Exercise instructions —
Count only the lines of the records that hold "pattern", then give the number without any other words.

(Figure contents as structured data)
★ ★ ★ ★
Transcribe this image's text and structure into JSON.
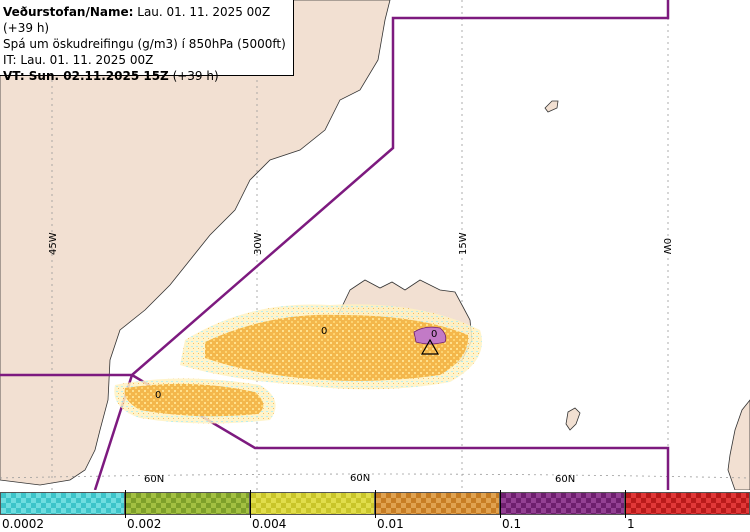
{
  "header": {
    "line1_bold": "Veðurstofan/Name:",
    "line1_rest": " Lau. 01. 11. 2025 00Z (+39 h)",
    "line2": "Spá um öskudreifingu (g/m3) í 850hPa (5000ft)",
    "line3": "IT: Lau. 01. 11. 2025 00Z",
    "line4_bold": "VT: Sun. 02.11.2025 15Z",
    "line4_rest": " (+39 h)"
  },
  "map": {
    "longitude_labels": [
      "45W",
      "30W",
      "15W",
      "0W"
    ],
    "latitude_labels": [
      "60N",
      "60N",
      "60N"
    ],
    "contour_labels": [
      "0",
      "0",
      "0"
    ],
    "colors": {
      "land": "#f2e0d2",
      "sea": "#ffffff",
      "boundary": "#7d1a7f",
      "grid": "#aaaaaa",
      "ash_low": "#f3b445",
      "ash_trace": "#aeeaea",
      "ash_high": "#c27ac6"
    }
  },
  "legend": {
    "bins": [
      {
        "color": "#3dc4c9",
        "pattern": "#6fdde0"
      },
      {
        "color": "#7ea02a",
        "pattern": "#a3c042"
      },
      {
        "color": "#c9c52a",
        "pattern": "#e1dd4c"
      },
      {
        "color": "#c77d24",
        "pattern": "#e0a250"
      },
      {
        "color": "#6e1f6e",
        "pattern": "#934093"
      },
      {
        "color": "#b81a1a",
        "pattern": "#e03838"
      }
    ],
    "labels": [
      "0.0002",
      "0.002",
      "0.004",
      "0.01",
      "0.1",
      "1"
    ]
  }
}
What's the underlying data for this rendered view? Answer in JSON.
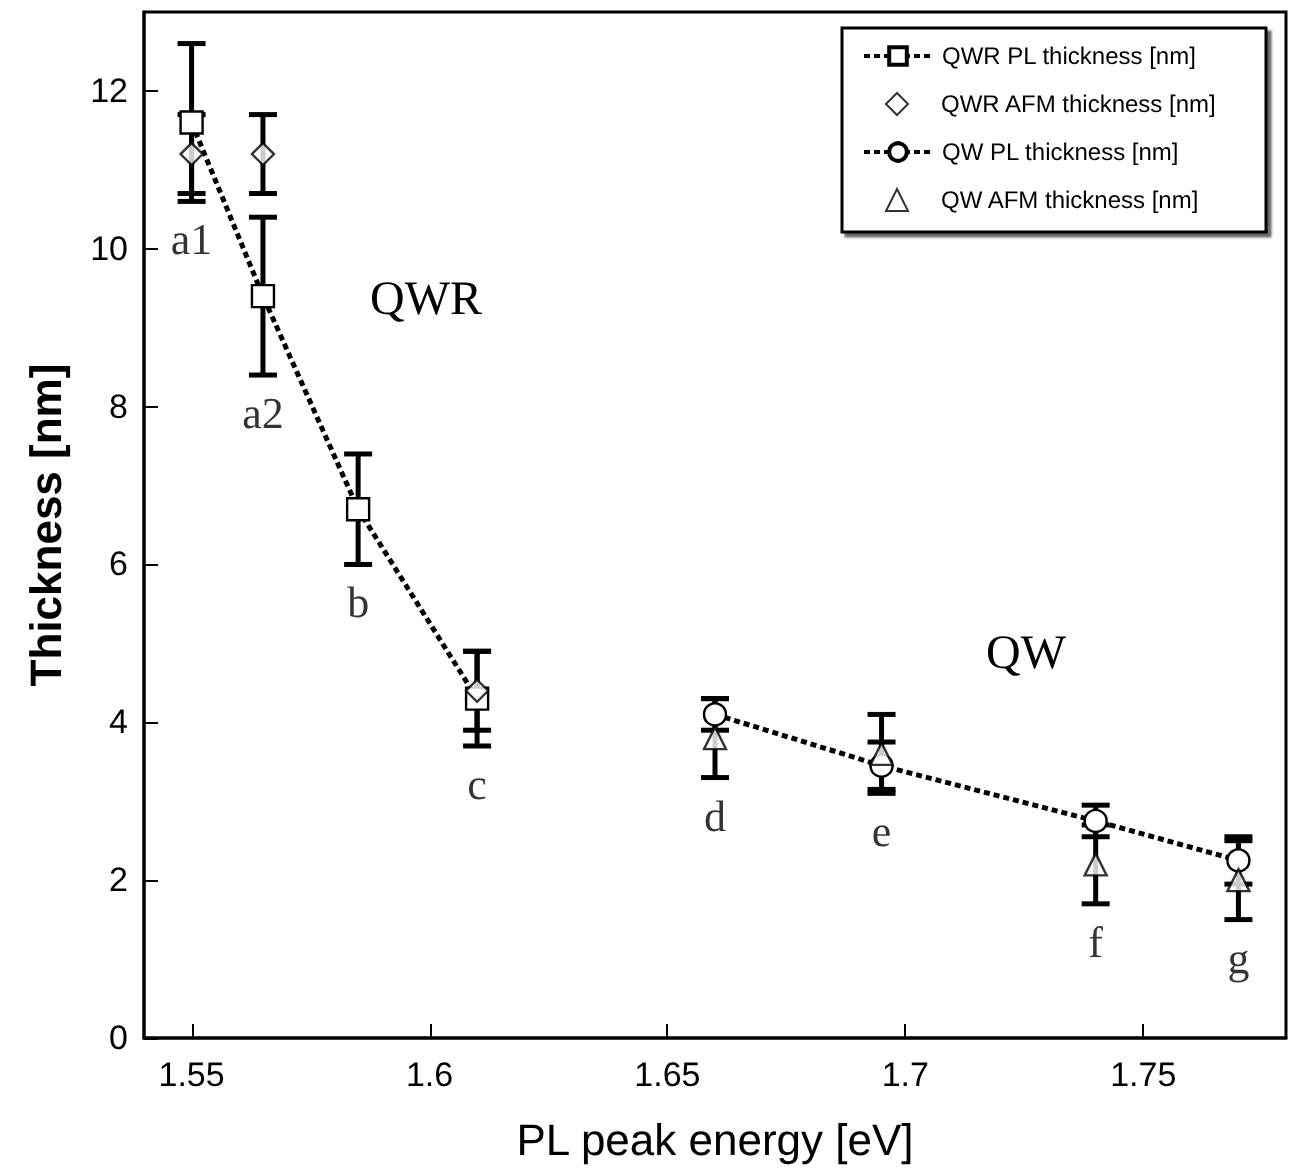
{
  "chart_data": {
    "type": "line",
    "xlabel": "PL peak energy [eV]",
    "ylabel": "Thickness [nm]",
    "xlim": [
      1.54,
      1.78
    ],
    "xticks": [
      1.55,
      1.6,
      1.65,
      1.7,
      1.75
    ],
    "ylim": [
      0,
      13
    ],
    "yticks": [
      0,
      2,
      4,
      6,
      8,
      10,
      12
    ],
    "grid": false,
    "legend": "top right",
    "series": [
      {
        "name": "QWR PL thickness [nm]",
        "color": "#000000",
        "marker": "square",
        "line_style": "dotted",
        "x": [
          1.55,
          1.565,
          1.585,
          1.61
        ],
        "values": [
          11.6,
          9.4,
          6.7,
          4.3
        ],
        "errors": [
          1,
          1,
          0.7,
          0.6
        ]
      },
      {
        "name": "QWR AFM thickness [nm]",
        "type": "scatter",
        "color": "#000000",
        "marker": "diamond",
        "x": [
          1.55,
          1.565,
          1.61
        ],
        "values": [
          11.2,
          11.2,
          4.4
        ],
        "errors": [
          0.5,
          0.5,
          0.5
        ]
      },
      {
        "name": "QW PL thickness [nm]",
        "color": "#000000",
        "marker": "circle",
        "line_style": "dotted",
        "x": [
          1.66,
          1.695,
          1.74,
          1.77
        ],
        "values": [
          4.1,
          3.45,
          2.75,
          2.25
        ],
        "errors": [
          0.2,
          0.3,
          0.2,
          0.3
        ]
      },
      {
        "name": "QW AFM thickness [nm]",
        "type": "scatter",
        "color": "#000000",
        "marker": "triangle",
        "x": [
          1.66,
          1.695,
          1.74,
          1.77
        ],
        "values": [
          3.8,
          3.6,
          2.2,
          2.0
        ],
        "errors": [
          0.5,
          0.5,
          0.5,
          0.5
        ]
      }
    ],
    "annotations": [
      {
        "text": "a1",
        "x": 1.55,
        "y": 11.6
      },
      {
        "text": "a2",
        "x": 1.565,
        "y": 9.4
      },
      {
        "text": "b",
        "x": 1.585,
        "y": 6.7
      },
      {
        "text": "c",
        "x": 1.61,
        "y": 4.3
      },
      {
        "text": "d",
        "x": 1.66,
        "y": 4.1
      },
      {
        "text": "e",
        "x": 1.695,
        "y": 3.45
      },
      {
        "text": "f",
        "x": 1.74,
        "y": 2.75
      },
      {
        "text": "g",
        "x": 1.77,
        "y": 2.25
      },
      "QWR",
      "QW"
    ]
  }
}
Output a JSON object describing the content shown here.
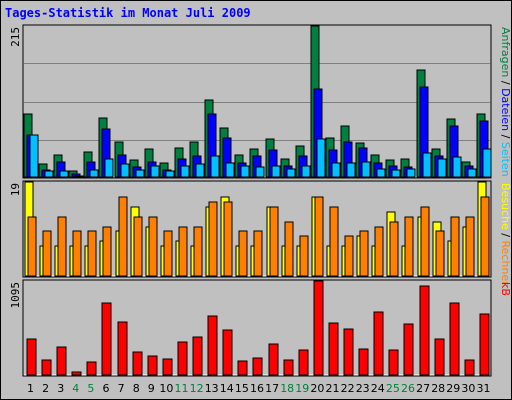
{
  "title": "Tages-Statistik im Monat Juli 2009",
  "colors": {
    "anfragen": "#008040",
    "dateien": "#0000ff",
    "seiten": "#00c0ff",
    "besuche": "#ffff00",
    "rechner": "#ff8000",
    "kb": "#ff0000",
    "weekday": "#000000",
    "weekend": "#008040",
    "background": "#c0c0c0",
    "plot_background": "#c0c0c0"
  },
  "chart_data": [
    {
      "type": "bar",
      "name": "hits",
      "ymax_label": "215",
      "ylim": [
        0,
        215
      ],
      "right_label": {
        "parts": [
          {
            "text": "Anfragen",
            "color": "#008040"
          },
          {
            "text": " / ",
            "color": "#000000"
          },
          {
            "text": "Dateien",
            "color": "#0000ff"
          },
          {
            "text": " / ",
            "color": "#000000"
          },
          {
            "text": "Seiten",
            "color": "#00c0ff"
          }
        ]
      },
      "categories": [
        "1",
        "2",
        "3",
        "4",
        "5",
        "6",
        "7",
        "8",
        "9",
        "10",
        "11",
        "12",
        "13",
        "14",
        "15",
        "16",
        "17",
        "18",
        "19",
        "20",
        "21",
        "22",
        "23",
        "24",
        "25",
        "26",
        "27",
        "28",
        "29",
        "30",
        "31"
      ],
      "series": [
        {
          "name": "Anfragen",
          "color": "#008040",
          "values": [
            90,
            18,
            32,
            8,
            36,
            84,
            50,
            24,
            40,
            20,
            42,
            50,
            109,
            70,
            32,
            40,
            54,
            26,
            44,
            215,
            56,
            73,
            48,
            32,
            24,
            26,
            152,
            40,
            82,
            22,
            90
          ]
        },
        {
          "name": "Dateien",
          "color": "#0000ff",
          "values": [
            60,
            10,
            22,
            4,
            22,
            68,
            32,
            14,
            22,
            10,
            26,
            30,
            90,
            56,
            20,
            30,
            38,
            16,
            30,
            125,
            38,
            50,
            42,
            20,
            16,
            14,
            128,
            30,
            72,
            16,
            80
          ]
        },
        {
          "name": "Seiten",
          "color": "#00c0ff",
          "values": [
            60,
            8,
            8,
            2,
            10,
            26,
            18,
            10,
            16,
            8,
            16,
            18,
            30,
            20,
            16,
            14,
            16,
            12,
            16,
            54,
            20,
            20,
            22,
            12,
            10,
            12,
            34,
            26,
            28,
            12,
            40
          ]
        }
      ]
    },
    {
      "type": "bar",
      "name": "visits",
      "ymax_label": "19",
      "ylim": [
        0,
        19
      ],
      "right_label": {
        "parts": [
          {
            "text": "Besuche",
            "color": "#ffff00"
          },
          {
            "text": " / ",
            "color": "#000000"
          },
          {
            "text": "Rechner",
            "color": "#ff8000"
          }
        ]
      },
      "categories": [
        "1",
        "2",
        "3",
        "4",
        "5",
        "6",
        "7",
        "8",
        "9",
        "10",
        "11",
        "12",
        "13",
        "14",
        "15",
        "16",
        "17",
        "18",
        "19",
        "20",
        "21",
        "22",
        "23",
        "24",
        "25",
        "26",
        "27",
        "28",
        "29",
        "30",
        "31"
      ],
      "series": [
        {
          "name": "Besuche",
          "color": "#ffff00",
          "values": [
            19,
            6,
            6,
            6,
            6,
            7,
            9,
            14,
            10,
            6,
            7,
            6,
            14,
            16,
            6,
            6,
            14,
            6,
            6,
            16,
            6,
            6,
            8,
            6,
            13,
            6,
            12,
            11,
            7,
            10,
            19
          ]
        },
        {
          "name": "Rechner",
          "color": "#ff8000",
          "values": [
            12,
            9,
            12,
            9,
            9,
            10,
            16,
            12,
            12,
            9,
            10,
            10,
            15,
            15,
            9,
            9,
            14,
            11,
            8,
            16,
            14,
            8,
            9,
            10,
            11,
            12,
            14,
            9,
            12,
            12,
            16
          ]
        }
      ]
    },
    {
      "type": "bar",
      "name": "kb",
      "ymax_label": "1095",
      "ylim": [
        0,
        1095
      ],
      "right_label": {
        "parts": [
          {
            "text": "kB",
            "color": "#ff0000"
          }
        ]
      },
      "categories": [
        "1",
        "2",
        "3",
        "4",
        "5",
        "6",
        "7",
        "8",
        "9",
        "10",
        "11",
        "12",
        "13",
        "14",
        "15",
        "16",
        "17",
        "18",
        "19",
        "20",
        "21",
        "22",
        "23",
        "24",
        "25",
        "26",
        "27",
        "28",
        "29",
        "30",
        "31"
      ],
      "series": [
        {
          "name": "kB",
          "color": "#ff0000",
          "values": [
            420,
            170,
            330,
            40,
            150,
            840,
            620,
            270,
            220,
            190,
            380,
            440,
            690,
            530,
            160,
            200,
            360,
            170,
            290,
            1095,
            600,
            540,
            300,
            730,
            290,
            590,
            1040,
            420,
            840,
            170,
            710
          ]
        }
      ]
    }
  ],
  "days": {
    "labels": [
      "1",
      "2",
      "3",
      "4",
      "5",
      "6",
      "7",
      "8",
      "9",
      "10",
      "11",
      "12",
      "13",
      "14",
      "15",
      "16",
      "17",
      "18",
      "19",
      "20",
      "21",
      "22",
      "23",
      "24",
      "25",
      "26",
      "27",
      "28",
      "29",
      "30",
      "31"
    ],
    "weekend": [
      false,
      false,
      false,
      true,
      true,
      false,
      false,
      false,
      false,
      false,
      true,
      true,
      false,
      false,
      false,
      false,
      false,
      true,
      true,
      false,
      false,
      false,
      false,
      false,
      true,
      true,
      false,
      false,
      false,
      false,
      false
    ]
  }
}
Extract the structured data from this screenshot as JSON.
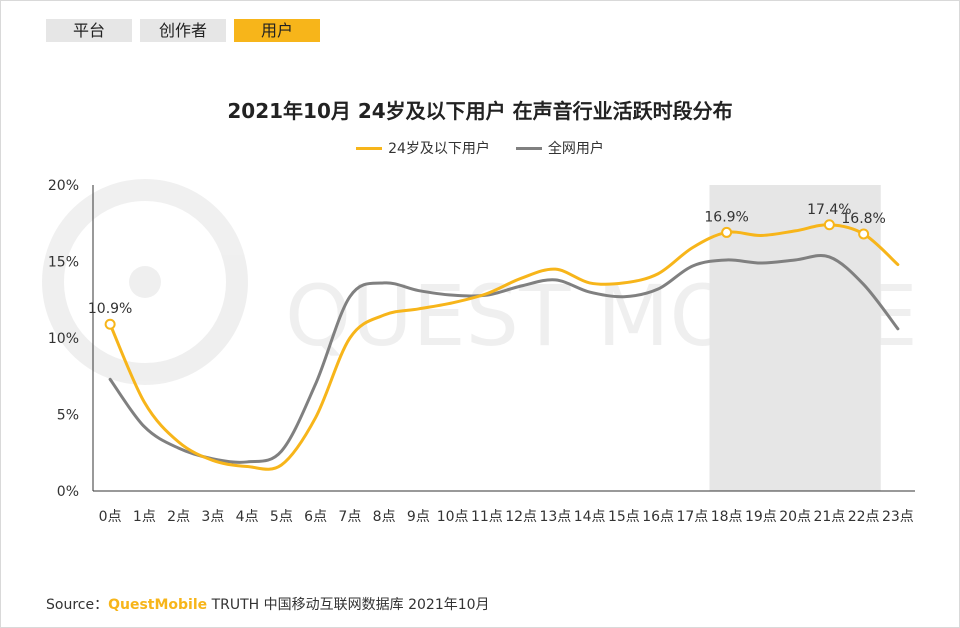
{
  "tabs": [
    {
      "label": "平台",
      "active": false
    },
    {
      "label": "创作者",
      "active": false
    },
    {
      "label": "用户",
      "active": true
    }
  ],
  "watermark": "QUEST MOBILE",
  "source": {
    "prefix": "Source：",
    "brand": "QuestMobile",
    "rest": " TRUTH 中国移动互联网数据库 2021年10月"
  },
  "colors": {
    "accent": "#f7b51a",
    "series_all": "#808080",
    "highlight_band": "#e6e6e6"
  },
  "chart_data": {
    "type": "line",
    "title": "2021年10月 24岁及以下用户 在声音行业活跃时段分布",
    "categories": [
      "0点",
      "1点",
      "2点",
      "3点",
      "4点",
      "5点",
      "6点",
      "7点",
      "8点",
      "9点",
      "10点",
      "11点",
      "12点",
      "13点",
      "14点",
      "15点",
      "16点",
      "17点",
      "18点",
      "19点",
      "20点",
      "21点",
      "22点",
      "23点"
    ],
    "ylim": [
      0,
      20
    ],
    "yticks": [
      "0%",
      "5%",
      "10%",
      "15%",
      "20%"
    ],
    "series": [
      {
        "name": "24岁及以下用户",
        "color": "#f7b51a",
        "values": [
          10.9,
          5.8,
          3.2,
          2.0,
          1.6,
          1.7,
          4.8,
          10.0,
          11.5,
          11.9,
          12.3,
          12.9,
          13.9,
          14.5,
          13.6,
          13.6,
          14.2,
          15.9,
          16.9,
          16.7,
          17.0,
          17.4,
          16.8,
          14.8
        ]
      },
      {
        "name": "全网用户",
        "color": "#808080",
        "values": [
          7.3,
          4.2,
          2.8,
          2.1,
          1.9,
          2.6,
          7.0,
          12.7,
          13.6,
          13.1,
          12.8,
          12.8,
          13.4,
          13.8,
          13.0,
          12.7,
          13.2,
          14.7,
          15.1,
          14.9,
          15.1,
          15.3,
          13.5,
          10.6
        ]
      }
    ],
    "highlight_range": [
      "18点",
      "22点"
    ],
    "annotations": [
      {
        "series": 0,
        "index": 0,
        "label": "10.9%"
      },
      {
        "series": 0,
        "index": 18,
        "label": "16.9%"
      },
      {
        "series": 0,
        "index": 21,
        "label": "17.4%"
      },
      {
        "series": 0,
        "index": 22,
        "label": "16.8%"
      }
    ],
    "grid": false,
    "legend_position": "top-center"
  }
}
★ ★ ★ ★
Full solution —
6